● **WORK TO COMPLETE**
Wherever the word "ubuntu" appears in a line, extract that line.

/---

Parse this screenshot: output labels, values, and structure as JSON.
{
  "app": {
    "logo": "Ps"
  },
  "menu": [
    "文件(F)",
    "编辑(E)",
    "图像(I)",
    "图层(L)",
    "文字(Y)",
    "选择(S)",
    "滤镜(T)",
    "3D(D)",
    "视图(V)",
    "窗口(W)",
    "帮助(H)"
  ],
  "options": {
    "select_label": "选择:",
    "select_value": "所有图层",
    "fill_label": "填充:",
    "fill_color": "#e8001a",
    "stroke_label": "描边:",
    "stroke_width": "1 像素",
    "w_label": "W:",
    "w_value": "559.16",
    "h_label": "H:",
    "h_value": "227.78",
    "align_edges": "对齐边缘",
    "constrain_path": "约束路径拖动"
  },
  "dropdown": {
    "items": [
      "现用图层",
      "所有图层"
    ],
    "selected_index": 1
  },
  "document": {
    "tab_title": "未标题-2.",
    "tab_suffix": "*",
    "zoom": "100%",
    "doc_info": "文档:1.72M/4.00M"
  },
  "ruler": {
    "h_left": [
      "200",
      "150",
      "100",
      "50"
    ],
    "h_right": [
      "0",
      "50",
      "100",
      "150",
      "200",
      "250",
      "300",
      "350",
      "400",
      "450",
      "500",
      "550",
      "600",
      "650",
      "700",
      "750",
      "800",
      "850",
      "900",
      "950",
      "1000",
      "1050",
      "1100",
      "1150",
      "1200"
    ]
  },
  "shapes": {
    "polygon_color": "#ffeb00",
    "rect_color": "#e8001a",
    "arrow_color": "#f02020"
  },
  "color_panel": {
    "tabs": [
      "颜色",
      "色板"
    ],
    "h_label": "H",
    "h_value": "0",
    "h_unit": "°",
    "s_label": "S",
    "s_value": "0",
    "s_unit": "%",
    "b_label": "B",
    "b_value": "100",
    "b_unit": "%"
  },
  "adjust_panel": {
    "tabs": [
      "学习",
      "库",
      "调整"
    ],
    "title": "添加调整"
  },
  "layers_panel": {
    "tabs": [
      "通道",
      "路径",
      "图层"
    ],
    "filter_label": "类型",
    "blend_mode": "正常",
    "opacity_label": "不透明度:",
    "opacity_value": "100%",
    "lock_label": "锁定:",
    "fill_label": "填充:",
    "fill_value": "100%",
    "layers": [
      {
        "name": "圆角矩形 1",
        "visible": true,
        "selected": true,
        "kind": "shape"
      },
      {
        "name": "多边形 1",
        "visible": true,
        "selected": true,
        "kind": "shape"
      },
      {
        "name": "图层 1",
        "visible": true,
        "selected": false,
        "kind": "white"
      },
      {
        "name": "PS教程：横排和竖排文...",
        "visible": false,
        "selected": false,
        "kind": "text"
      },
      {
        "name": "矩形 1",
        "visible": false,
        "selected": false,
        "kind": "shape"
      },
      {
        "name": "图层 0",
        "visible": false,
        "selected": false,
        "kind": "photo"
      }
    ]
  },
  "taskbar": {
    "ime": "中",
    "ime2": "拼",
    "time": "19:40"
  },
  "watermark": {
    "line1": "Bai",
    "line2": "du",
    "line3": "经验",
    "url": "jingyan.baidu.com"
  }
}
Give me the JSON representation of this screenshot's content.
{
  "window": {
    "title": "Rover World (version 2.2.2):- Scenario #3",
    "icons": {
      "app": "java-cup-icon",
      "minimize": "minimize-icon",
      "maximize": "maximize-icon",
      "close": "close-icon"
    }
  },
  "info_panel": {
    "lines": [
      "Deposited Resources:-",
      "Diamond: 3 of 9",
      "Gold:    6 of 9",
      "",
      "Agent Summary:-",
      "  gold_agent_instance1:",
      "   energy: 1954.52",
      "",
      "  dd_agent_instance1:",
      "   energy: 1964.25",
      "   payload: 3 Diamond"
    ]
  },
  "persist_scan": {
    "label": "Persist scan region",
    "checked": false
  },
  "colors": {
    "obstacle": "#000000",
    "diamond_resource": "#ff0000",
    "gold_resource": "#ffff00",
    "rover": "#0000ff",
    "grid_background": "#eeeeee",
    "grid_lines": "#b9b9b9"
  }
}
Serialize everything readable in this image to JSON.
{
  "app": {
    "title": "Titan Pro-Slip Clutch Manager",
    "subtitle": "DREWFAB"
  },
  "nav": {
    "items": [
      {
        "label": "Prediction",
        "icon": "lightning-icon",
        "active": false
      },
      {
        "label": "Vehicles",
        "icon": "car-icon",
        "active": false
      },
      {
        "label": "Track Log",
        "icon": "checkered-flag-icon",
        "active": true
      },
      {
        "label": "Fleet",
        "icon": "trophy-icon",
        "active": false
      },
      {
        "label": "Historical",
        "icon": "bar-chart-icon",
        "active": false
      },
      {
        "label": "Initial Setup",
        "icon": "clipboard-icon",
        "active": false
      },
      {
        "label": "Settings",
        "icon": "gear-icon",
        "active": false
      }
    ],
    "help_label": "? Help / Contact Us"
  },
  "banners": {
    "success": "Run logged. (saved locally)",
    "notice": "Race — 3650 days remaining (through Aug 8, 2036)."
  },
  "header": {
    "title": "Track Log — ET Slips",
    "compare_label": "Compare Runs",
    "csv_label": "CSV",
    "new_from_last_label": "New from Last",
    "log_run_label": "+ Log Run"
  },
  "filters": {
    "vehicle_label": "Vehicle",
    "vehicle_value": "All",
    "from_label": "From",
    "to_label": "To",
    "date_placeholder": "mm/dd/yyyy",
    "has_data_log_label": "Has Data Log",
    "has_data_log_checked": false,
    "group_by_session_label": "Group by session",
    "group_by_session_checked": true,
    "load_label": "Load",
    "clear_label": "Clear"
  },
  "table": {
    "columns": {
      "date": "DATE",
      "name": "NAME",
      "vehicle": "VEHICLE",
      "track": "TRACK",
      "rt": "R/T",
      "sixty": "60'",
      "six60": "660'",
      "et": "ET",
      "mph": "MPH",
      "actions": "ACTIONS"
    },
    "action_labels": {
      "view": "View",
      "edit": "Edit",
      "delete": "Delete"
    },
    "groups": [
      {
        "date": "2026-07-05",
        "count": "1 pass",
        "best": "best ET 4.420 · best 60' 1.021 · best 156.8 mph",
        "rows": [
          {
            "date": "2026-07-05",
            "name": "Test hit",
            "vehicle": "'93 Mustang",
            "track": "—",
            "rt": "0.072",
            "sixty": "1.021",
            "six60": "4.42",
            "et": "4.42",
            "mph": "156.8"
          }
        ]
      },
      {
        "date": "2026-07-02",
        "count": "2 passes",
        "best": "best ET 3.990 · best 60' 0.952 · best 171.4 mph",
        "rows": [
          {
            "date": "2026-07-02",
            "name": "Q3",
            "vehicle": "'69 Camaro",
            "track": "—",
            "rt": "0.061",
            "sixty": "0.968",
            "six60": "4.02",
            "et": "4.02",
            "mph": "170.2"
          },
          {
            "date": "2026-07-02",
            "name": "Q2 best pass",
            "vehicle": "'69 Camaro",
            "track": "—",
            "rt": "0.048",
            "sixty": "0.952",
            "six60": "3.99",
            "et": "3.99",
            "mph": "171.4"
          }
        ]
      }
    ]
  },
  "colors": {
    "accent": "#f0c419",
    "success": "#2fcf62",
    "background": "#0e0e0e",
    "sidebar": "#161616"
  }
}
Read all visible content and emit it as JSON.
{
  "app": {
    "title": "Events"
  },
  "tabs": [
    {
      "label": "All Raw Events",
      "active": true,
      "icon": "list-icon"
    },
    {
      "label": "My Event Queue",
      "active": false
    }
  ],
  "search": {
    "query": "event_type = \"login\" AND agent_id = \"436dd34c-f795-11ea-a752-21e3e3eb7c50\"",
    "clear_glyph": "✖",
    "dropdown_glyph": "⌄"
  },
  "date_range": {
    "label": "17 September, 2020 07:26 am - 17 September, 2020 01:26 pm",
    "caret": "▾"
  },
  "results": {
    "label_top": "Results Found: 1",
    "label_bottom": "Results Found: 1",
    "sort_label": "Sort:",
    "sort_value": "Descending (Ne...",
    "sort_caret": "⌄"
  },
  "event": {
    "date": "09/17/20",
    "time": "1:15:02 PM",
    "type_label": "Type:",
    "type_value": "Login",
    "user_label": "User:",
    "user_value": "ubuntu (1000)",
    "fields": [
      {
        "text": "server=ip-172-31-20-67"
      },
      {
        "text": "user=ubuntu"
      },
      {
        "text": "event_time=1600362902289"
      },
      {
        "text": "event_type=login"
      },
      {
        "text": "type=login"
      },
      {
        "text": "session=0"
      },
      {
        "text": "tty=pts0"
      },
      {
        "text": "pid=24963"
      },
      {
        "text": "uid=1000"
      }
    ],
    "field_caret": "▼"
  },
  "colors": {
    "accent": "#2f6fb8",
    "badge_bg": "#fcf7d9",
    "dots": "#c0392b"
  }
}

\---

● **SOLUTION TO THE PROBLEM**
    "user_value": "ubuntu (1000)",
        "text": "user=ubuntu"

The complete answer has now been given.